[Extracted entries]:
-------------------------

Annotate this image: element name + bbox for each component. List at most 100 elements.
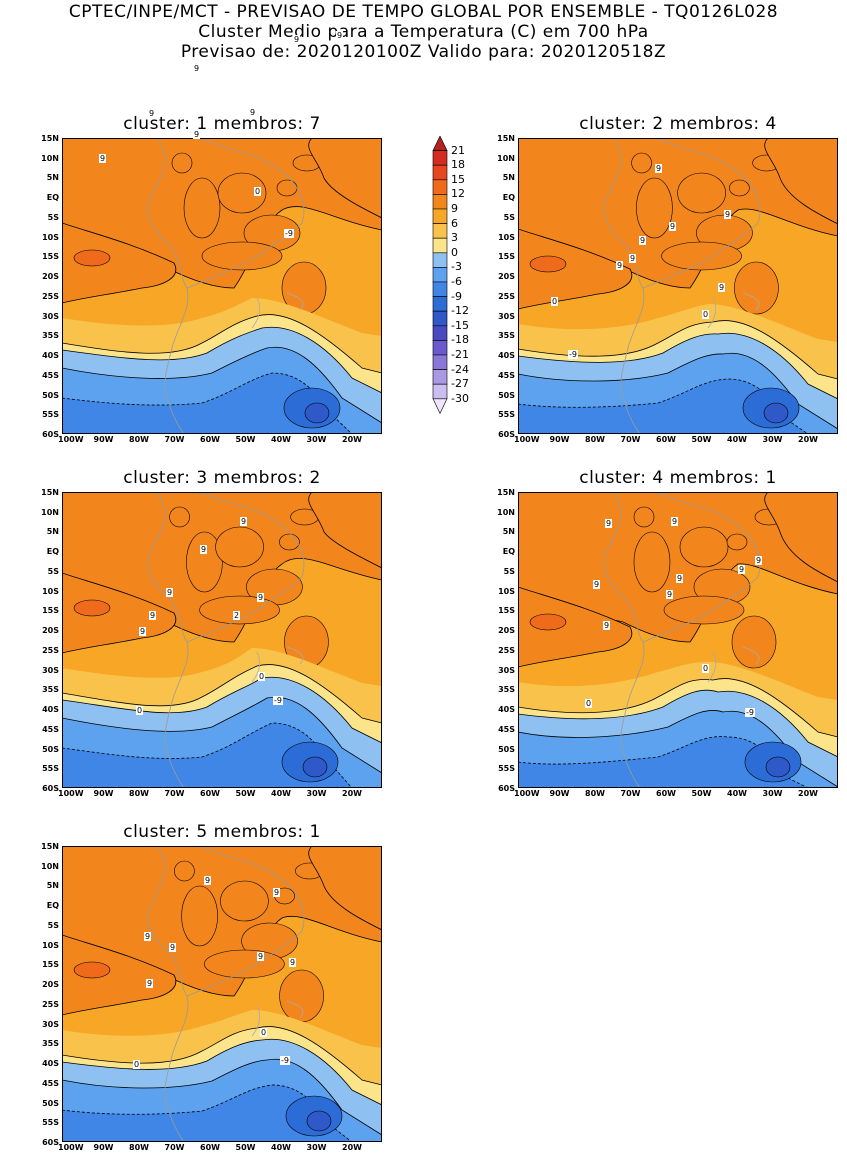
colorbar-swatch	[432, 150, 448, 166]
lon-tick-label: 60W	[656, 789, 676, 798]
lat-tick-label: 60S	[498, 430, 515, 439]
lon-tick-label: 20W	[798, 789, 818, 798]
panel-title: cluster: 4 membros: 1	[579, 468, 777, 488]
river-outline	[251, 1000, 304, 1037]
colorbar-label: -24	[451, 362, 469, 376]
lon-tick-label: 100W	[58, 789, 84, 798]
warm-blob	[729, 179, 750, 197]
lon-tick-label: 50W	[235, 789, 256, 798]
band-minus-15-core	[765, 756, 791, 778]
panel-title: cluster: 1 membros: 7	[123, 114, 321, 134]
panel-map-3	[62, 492, 382, 788]
warm-blob	[276, 179, 298, 197]
contour-label: 9	[273, 888, 281, 897]
warm-blob	[279, 533, 300, 551]
lat-tick-label: 15S	[498, 252, 515, 262]
colorbar-swatch	[432, 310, 448, 327]
band-9-west	[62, 572, 177, 654]
lat-tick-label: 20S	[42, 626, 59, 636]
river-outline	[707, 292, 760, 329]
contour-label: 9	[166, 588, 174, 597]
lon-tick-label: 40W	[727, 789, 747, 798]
colorbar-label: -3	[451, 260, 462, 274]
continent-outline	[147, 846, 305, 1142]
lat-tick-label: 15N	[41, 842, 59, 851]
contour-label: 9	[146, 979, 154, 988]
colorbar-label: 3	[451, 231, 458, 245]
warm-blob	[633, 531, 671, 593]
contour-label: 9	[738, 565, 746, 574]
lon-tick-label: 50W	[691, 435, 712, 444]
lon-tick-label: 70W	[164, 435, 185, 444]
lon-tick-label: 90W	[93, 789, 114, 798]
lat-tick-label: 35S	[498, 331, 515, 341]
colorbar-swatch	[432, 194, 448, 210]
lon-tick-label: 70W	[620, 435, 641, 444]
contour-label: -9	[745, 708, 755, 717]
lat-tick-label: 10N	[497, 153, 515, 163]
lat-tick-label: 45S	[498, 724, 515, 734]
contour-label: 9	[240, 517, 248, 526]
band-12-core	[73, 249, 111, 267]
warm-blob	[204, 949, 285, 979]
colorbar-label: -18	[451, 333, 469, 347]
contour-label: -9	[568, 350, 578, 359]
colorbar-label: -6	[451, 275, 462, 288]
contour-label: 9	[755, 556, 763, 565]
lat-tick-label: 15N	[41, 134, 59, 143]
lat-tick-label: 20S	[498, 626, 515, 636]
lat-tick-label: 15N	[497, 488, 515, 497]
warm-blob	[181, 885, 218, 947]
contour-label: 9	[671, 517, 679, 526]
contour-label: 9	[149, 611, 157, 620]
warm-blob	[199, 595, 280, 625]
lon-tick-label: 30W	[306, 435, 327, 444]
lat-tick-label: 15N	[497, 134, 515, 143]
contour-label: 0	[702, 664, 710, 673]
contour-label: 9	[724, 210, 732, 219]
lat-tick-label: 5S	[503, 566, 515, 576]
lat-tick-label: 30S	[42, 1019, 59, 1029]
continent-outline	[147, 138, 305, 434]
lat-tick-label: EQ	[46, 547, 59, 557]
lat-tick-label: 10N	[41, 153, 59, 163]
panel-title: cluster: 5 membros: 1	[123, 822, 321, 842]
colorbar-swatch	[432, 340, 448, 356]
lat-tick-label: 50S	[498, 744, 515, 754]
contour-label: 9	[629, 254, 637, 263]
lon-tick-label: 90W	[549, 789, 570, 798]
contour-label: 9	[200, 545, 208, 554]
contour-label: 0	[585, 699, 593, 708]
contour-label: 9	[144, 932, 152, 941]
colorbar-swatch	[432, 267, 448, 283]
band-9-northeast	[308, 492, 382, 569]
lon-tick-label: 70W	[164, 789, 185, 798]
contour-label: 9	[639, 236, 647, 245]
lat-tick-label: 10N	[41, 861, 59, 871]
band-9-northeast	[308, 846, 382, 931]
warm-blob	[183, 177, 221, 239]
colorbar-svg	[432, 136, 448, 415]
lat-tick-label: 25S	[498, 645, 515, 655]
lat-tick-label: 25S	[42, 999, 59, 1009]
map-frame	[62, 846, 382, 1142]
contour-label: 9	[605, 519, 613, 528]
colorbar-swatch	[432, 325, 448, 341]
band-12-core	[529, 255, 567, 273]
warm-blob	[217, 172, 267, 214]
lon-tick-label: 30W	[762, 789, 783, 798]
lat-tick-label: 50S	[42, 744, 59, 754]
header-line-1: CPTEC/INPE/MCT - PREVISAO DE TEMPO GLOBA…	[68, 2, 779, 22]
colorbar-swatch	[432, 252, 448, 268]
lat-tick-label: 55S	[42, 764, 59, 774]
lat-tick-label: 35S	[42, 331, 59, 341]
lat-tick-label: 60S	[42, 784, 59, 793]
lat-tick-label: 5N	[46, 527, 59, 537]
contour-label: 9	[293, 35, 301, 44]
lon-tick-label: 60W	[200, 1143, 220, 1152]
band-minus-9	[62, 722, 353, 788]
colorbar-label: -12	[451, 304, 469, 318]
band-12-core	[529, 613, 567, 631]
lon-tick-label: 80W	[129, 435, 149, 444]
colorbar-label: -15	[451, 318, 469, 332]
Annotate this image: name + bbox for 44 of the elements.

-------------------------

[What the task asks]:
Output every line of the records above as a Markdown table with the columns "Row" and "Record line", numbering the rows in order. Skip blank lines and leave out the pictures.

[Full response]:
| Row | Record line |
|---|---|
| 1 | Annotate this image: element name + bbox for each component. List at most 100 elements. |
| 2 | colorbar-swatch	[432, 150, 448, 166] |
| 3 | lon-tick-label: 60W	[656, 789, 676, 798] |
| 4 | lat-tick-label: 60S	[498, 430, 515, 439] |
| 5 | lon-tick-label: 20W	[798, 789, 818, 798] |
| 6 | panel-title: cluster: 4 membros: 1	[579, 468, 777, 488] |
| 7 | river-outline	[251, 1000, 304, 1037] |
| 8 | colorbar-label: -24	[451, 362, 469, 376] |
| 9 | lon-tick-label: 100W	[58, 789, 84, 798] |
| 10 | warm-blob	[729, 179, 750, 197] |
| 11 | lon-tick-label: 50W	[235, 789, 256, 798] |
| 12 | band-minus-15-core	[765, 756, 791, 778] |
| 13 | panel-title: cluster: 1 membros: 7	[123, 114, 321, 134] |
| 14 | panel-map-3	[62, 492, 382, 788] |
| 15 | warm-blob	[276, 179, 298, 197] |
| 16 | contour-label: 9	[273, 888, 281, 897] |
| 17 | warm-blob	[279, 533, 300, 551] |
| 18 | lat-tick-label: 15S	[498, 252, 515, 262] |
| 19 | colorbar-swatch	[432, 310, 448, 327] |
| 20 | band-9-west	[62, 572, 177, 654] |
| 21 | lat-tick-label: 20S	[42, 626, 59, 636] |
| 22 | river-outline	[707, 292, 760, 329] |
| 23 | contour-label: 9	[166, 588, 174, 597] |
| 24 | lon-tick-label: 40W	[727, 789, 747, 798] |
| 25 | colorbar-label: -3	[451, 260, 462, 274] |
| 26 | continent-outline	[147, 846, 305, 1142] |
| 27 | lat-tick-label: 15N	[41, 842, 59, 851] |
| 28 | contour-label: 9	[146, 979, 154, 988] |
| 29 | colorbar-label: 3	[451, 231, 458, 245] |
| 30 | warm-blob	[633, 531, 671, 593] |
| 31 | contour-label: 9	[738, 565, 746, 574] |
| 32 | lon-tick-label: 50W	[691, 435, 712, 444] |
| 33 | lon-tick-label: 70W	[164, 435, 185, 444] |
| 34 | lon-tick-label: 90W	[93, 789, 114, 798] |
| 35 | lat-tick-label: 35S	[498, 331, 515, 341] |
| 36 | colorbar-swatch	[432, 194, 448, 210] |
| 37 | lon-tick-label: 70W	[620, 435, 641, 444] |
| 38 | contour-label: -9	[745, 708, 755, 717] |
| 39 | lat-tick-label: 10N	[497, 153, 515, 163] |
| 40 | lat-tick-label: 45S	[498, 724, 515, 734] |
| 41 | contour-label: 9	[240, 517, 248, 526] |
| 42 | band-12-core	[73, 249, 111, 267] |
| 43 | warm-blob	[204, 949, 285, 979] |
| 44 | colorbar-label: -18	[451, 333, 469, 347] |
| 45 | contour-label: -9	[568, 350, 578, 359] |
| 46 | colorbar-label: -6	[451, 275, 462, 288] |
| 47 | contour-label: 9	[755, 556, 763, 565] |
| 48 | lat-tick-label: 15N	[41, 134, 59, 143] |
| 49 | lat-tick-label: 20S	[498, 626, 515, 636] |
| 50 | lat-tick-label: 15N	[497, 488, 515, 497] |
| 51 | warm-blob	[181, 885, 218, 947] |
| 52 | contour-label: 9	[671, 517, 679, 526] |
| 53 | contour-label: 9	[149, 611, 157, 620] |
| 54 | warm-blob	[199, 595, 280, 625] |
| 55 | lon-tick-label: 30W	[306, 435, 327, 444] |
| 56 | lat-tick-label: 15N	[497, 134, 515, 143] |
| 57 | contour-label: 0	[702, 664, 710, 673] |
| 58 | contour-label: 9	[724, 210, 732, 219] |
| 59 | lat-tick-label: 5S	[503, 566, 515, 576] |
| 60 | lat-tick-label: 30S	[42, 1019, 59, 1029] |
| 61 | continent-outline	[147, 138, 305, 434] |
| 62 | lat-tick-label: EQ	[46, 547, 59, 557] |
| 63 | lat-tick-label: 10N	[41, 153, 59, 163] |
| 64 | panel-title: cluster: 5 membros: 1	[123, 822, 321, 842] |
| 65 | colorbar-swatch	[432, 340, 448, 356] |
| 66 | lat-tick-label: 50S	[498, 744, 515, 754] |
| 67 | contour-label: 9	[629, 254, 637, 263] |
| 68 | lon-tick-label: 90W	[549, 789, 570, 798] |
| 69 | contour-label: 9	[200, 545, 208, 554] |
| 70 | contour-label: 0	[585, 699, 593, 708] |
| 71 | contour-label: 9	[144, 932, 152, 941] |
| 72 | colorbar-swatch	[432, 267, 448, 283] |
| 73 | band-9-northeast	[308, 492, 382, 569] |
| 74 | lon-tick-label: 70W	[164, 789, 185, 798] |
| 75 | contour-label: 9	[639, 236, 647, 245] |
| 76 | lat-tick-label: 10N	[41, 861, 59, 871] |
| 77 | band-9-northeast	[308, 846, 382, 931] |
| 78 | warm-blob	[183, 177, 221, 239] |
| 79 | colorbar-svg	[432, 136, 448, 415] |
| 80 | lat-tick-label: 25S	[498, 645, 515, 655] |
| 81 | lat-tick-label: 25S	[42, 999, 59, 1009] |
| 82 | map-frame	[62, 846, 382, 1142] |
| 83 | contour-label: 9	[605, 519, 613, 528] |
| 84 | colorbar-swatch	[432, 325, 448, 341] |
| 85 | band-12-core	[529, 255, 567, 273] |
| 86 | warm-blob	[217, 172, 267, 214] |
| 87 | lon-tick-label: 30W	[762, 789, 783, 798] |
| 88 | lat-tick-label: 50S	[42, 744, 59, 754] |
| 89 | header-line-1: CPTEC/INPE/MCT - PREVISAO DE TEMPO GLOBA…	[68, 2, 779, 22] |
| 90 | colorbar-swatch	[432, 252, 448, 268] |
| 91 | lat-tick-label: 55S	[42, 764, 59, 774] |
| 92 | lat-tick-label: 35S	[42, 331, 59, 341] |
| 93 | lat-tick-label: 60S	[42, 784, 59, 793] |
| 94 | lat-tick-label: 5N	[46, 527, 59, 537] |
| 95 | contour-label: 9	[293, 35, 301, 44] |
| 96 | lon-tick-label: 60W	[200, 1143, 220, 1152] |
| 97 | band-minus-9	[62, 722, 353, 788] |
| 98 | colorbar-label: -12	[451, 304, 469, 318] |
| 99 | band-12-core	[529, 613, 567, 631] |
| 100 | lon-tick-label: 80W	[129, 435, 149, 444] |
| 101 | colorbar-label: -15	[451, 318, 469, 332] |
| 102 | Annotate this image: name + bbox for 44 of the elements. |